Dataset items
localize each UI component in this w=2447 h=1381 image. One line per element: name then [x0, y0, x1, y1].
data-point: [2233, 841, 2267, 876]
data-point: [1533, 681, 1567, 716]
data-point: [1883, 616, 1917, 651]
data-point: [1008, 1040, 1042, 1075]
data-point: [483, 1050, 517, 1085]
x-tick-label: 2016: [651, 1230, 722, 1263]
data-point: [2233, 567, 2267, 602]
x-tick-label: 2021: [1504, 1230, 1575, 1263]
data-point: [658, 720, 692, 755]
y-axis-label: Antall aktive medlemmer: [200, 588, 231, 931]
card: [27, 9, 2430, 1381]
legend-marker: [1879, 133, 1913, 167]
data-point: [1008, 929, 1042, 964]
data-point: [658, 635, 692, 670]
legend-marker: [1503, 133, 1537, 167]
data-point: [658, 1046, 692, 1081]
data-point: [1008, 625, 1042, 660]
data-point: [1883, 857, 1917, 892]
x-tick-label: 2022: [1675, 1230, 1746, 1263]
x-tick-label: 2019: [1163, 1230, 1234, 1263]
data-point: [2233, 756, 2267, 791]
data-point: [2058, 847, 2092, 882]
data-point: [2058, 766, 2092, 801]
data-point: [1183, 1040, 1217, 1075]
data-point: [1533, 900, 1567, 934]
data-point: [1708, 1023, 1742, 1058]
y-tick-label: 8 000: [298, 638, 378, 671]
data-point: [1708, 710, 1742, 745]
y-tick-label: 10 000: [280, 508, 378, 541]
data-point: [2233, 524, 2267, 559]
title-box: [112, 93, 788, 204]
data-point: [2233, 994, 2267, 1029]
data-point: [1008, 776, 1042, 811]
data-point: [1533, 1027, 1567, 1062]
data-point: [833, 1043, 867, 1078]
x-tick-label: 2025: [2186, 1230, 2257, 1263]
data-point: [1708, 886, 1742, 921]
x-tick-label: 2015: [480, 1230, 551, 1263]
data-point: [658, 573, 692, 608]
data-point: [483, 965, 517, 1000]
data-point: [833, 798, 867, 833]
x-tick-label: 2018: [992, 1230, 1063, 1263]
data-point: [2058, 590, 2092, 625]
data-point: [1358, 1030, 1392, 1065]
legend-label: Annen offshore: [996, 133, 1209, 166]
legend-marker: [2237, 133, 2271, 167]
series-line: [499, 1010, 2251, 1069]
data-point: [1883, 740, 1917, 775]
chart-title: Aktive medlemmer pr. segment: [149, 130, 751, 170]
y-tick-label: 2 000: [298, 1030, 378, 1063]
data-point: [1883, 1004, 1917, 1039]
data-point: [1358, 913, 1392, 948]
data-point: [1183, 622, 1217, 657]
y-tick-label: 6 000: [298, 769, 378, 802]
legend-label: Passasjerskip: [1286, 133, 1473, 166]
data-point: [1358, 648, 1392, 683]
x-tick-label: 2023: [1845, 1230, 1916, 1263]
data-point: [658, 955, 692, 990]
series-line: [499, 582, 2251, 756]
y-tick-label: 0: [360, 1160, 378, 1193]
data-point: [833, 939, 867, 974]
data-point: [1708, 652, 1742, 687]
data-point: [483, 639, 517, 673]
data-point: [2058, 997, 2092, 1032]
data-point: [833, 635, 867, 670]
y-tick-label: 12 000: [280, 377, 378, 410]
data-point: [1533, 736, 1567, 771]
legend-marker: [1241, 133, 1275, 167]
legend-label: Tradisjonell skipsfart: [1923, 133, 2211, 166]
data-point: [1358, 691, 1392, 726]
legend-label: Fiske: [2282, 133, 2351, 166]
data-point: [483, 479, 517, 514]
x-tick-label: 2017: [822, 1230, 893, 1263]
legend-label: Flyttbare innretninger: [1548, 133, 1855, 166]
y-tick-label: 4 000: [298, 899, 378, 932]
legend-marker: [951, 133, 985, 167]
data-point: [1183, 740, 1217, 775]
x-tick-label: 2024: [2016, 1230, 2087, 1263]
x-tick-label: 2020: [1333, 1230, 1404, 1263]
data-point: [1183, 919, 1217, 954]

TO BE DONE.
Quote each line of the records above verbatim, in the same order.

ANSWER IN FULL.
localize each UI component in this w=2447 h=1381 image. One line per element: name then [x0, y0, x1, y1].
data-point: [2233, 841, 2267, 876]
data-point: [1533, 681, 1567, 716]
data-point: [1883, 616, 1917, 651]
data-point: [1008, 1040, 1042, 1075]
data-point: [483, 1050, 517, 1085]
x-tick-label: 2016: [651, 1230, 722, 1263]
data-point: [2233, 567, 2267, 602]
x-tick-label: 2021: [1504, 1230, 1575, 1263]
data-point: [658, 720, 692, 755]
y-axis-label: Antall aktive medlemmer: [200, 588, 231, 931]
card: [27, 9, 2430, 1381]
legend-marker: [1879, 133, 1913, 167]
data-point: [1008, 929, 1042, 964]
data-point: [658, 635, 692, 670]
legend-marker: [1503, 133, 1537, 167]
data-point: [658, 1046, 692, 1081]
data-point: [1008, 625, 1042, 660]
data-point: [1883, 857, 1917, 892]
x-tick-label: 2022: [1675, 1230, 1746, 1263]
x-tick-label: 2019: [1163, 1230, 1234, 1263]
data-point: [2233, 756, 2267, 791]
data-point: [2058, 847, 2092, 882]
data-point: [2058, 766, 2092, 801]
data-point: [1183, 1040, 1217, 1075]
data-point: [1533, 900, 1567, 934]
data-point: [1708, 1023, 1742, 1058]
y-tick-label: 8 000: [298, 638, 378, 671]
data-point: [1708, 710, 1742, 745]
y-tick-label: 10 000: [280, 508, 378, 541]
data-point: [2233, 524, 2267, 559]
title-box: [112, 93, 788, 204]
data-point: [2233, 994, 2267, 1029]
data-point: [1008, 776, 1042, 811]
data-point: [1533, 1027, 1567, 1062]
data-point: [833, 1043, 867, 1078]
x-tick-label: 2025: [2186, 1230, 2257, 1263]
data-point: [1708, 886, 1742, 921]
x-tick-label: 2015: [480, 1230, 551, 1263]
data-point: [658, 573, 692, 608]
data-point: [483, 965, 517, 1000]
data-point: [833, 798, 867, 833]
x-tick-label: 2018: [992, 1230, 1063, 1263]
data-point: [2058, 590, 2092, 625]
data-point: [1358, 1030, 1392, 1065]
legend-label: Annen offshore: [996, 133, 1209, 166]
legend-marker: [2237, 133, 2271, 167]
series-line: [499, 1010, 2251, 1069]
data-point: [1883, 740, 1917, 775]
chart-title: Aktive medlemmer pr. segment: [149, 130, 751, 170]
y-tick-label: 2 000: [298, 1030, 378, 1063]
data-point: [1883, 1004, 1917, 1039]
data-point: [1358, 913, 1392, 948]
data-point: [1183, 622, 1217, 657]
y-tick-label: 6 000: [298, 769, 378, 802]
legend-label: Passasjerskip: [1286, 133, 1473, 166]
data-point: [1358, 648, 1392, 683]
x-tick-label: 2023: [1845, 1230, 1916, 1263]
data-point: [658, 955, 692, 990]
series-line: [499, 582, 2251, 756]
y-tick-label: 0: [360, 1160, 378, 1193]
data-point: [833, 939, 867, 974]
data-point: [1708, 652, 1742, 687]
data-point: [483, 639, 517, 673]
data-point: [2058, 997, 2092, 1032]
data-point: [833, 635, 867, 670]
y-tick-label: 12 000: [280, 377, 378, 410]
data-point: [1533, 736, 1567, 771]
legend-marker: [1241, 133, 1275, 167]
legend-label: Tradisjonell skipsfart: [1923, 133, 2211, 166]
data-point: [1358, 691, 1392, 726]
legend-label: Fiske: [2282, 133, 2351, 166]
data-point: [483, 479, 517, 514]
x-tick-label: 2017: [822, 1230, 893, 1263]
legend-label: Flyttbare innretninger: [1548, 133, 1855, 166]
y-tick-label: 4 000: [298, 899, 378, 932]
legend-marker: [951, 133, 985, 167]
data-point: [1183, 740, 1217, 775]
x-tick-label: 2024: [2016, 1230, 2087, 1263]
x-tick-label: 2020: [1333, 1230, 1404, 1263]
data-point: [1183, 919, 1217, 954]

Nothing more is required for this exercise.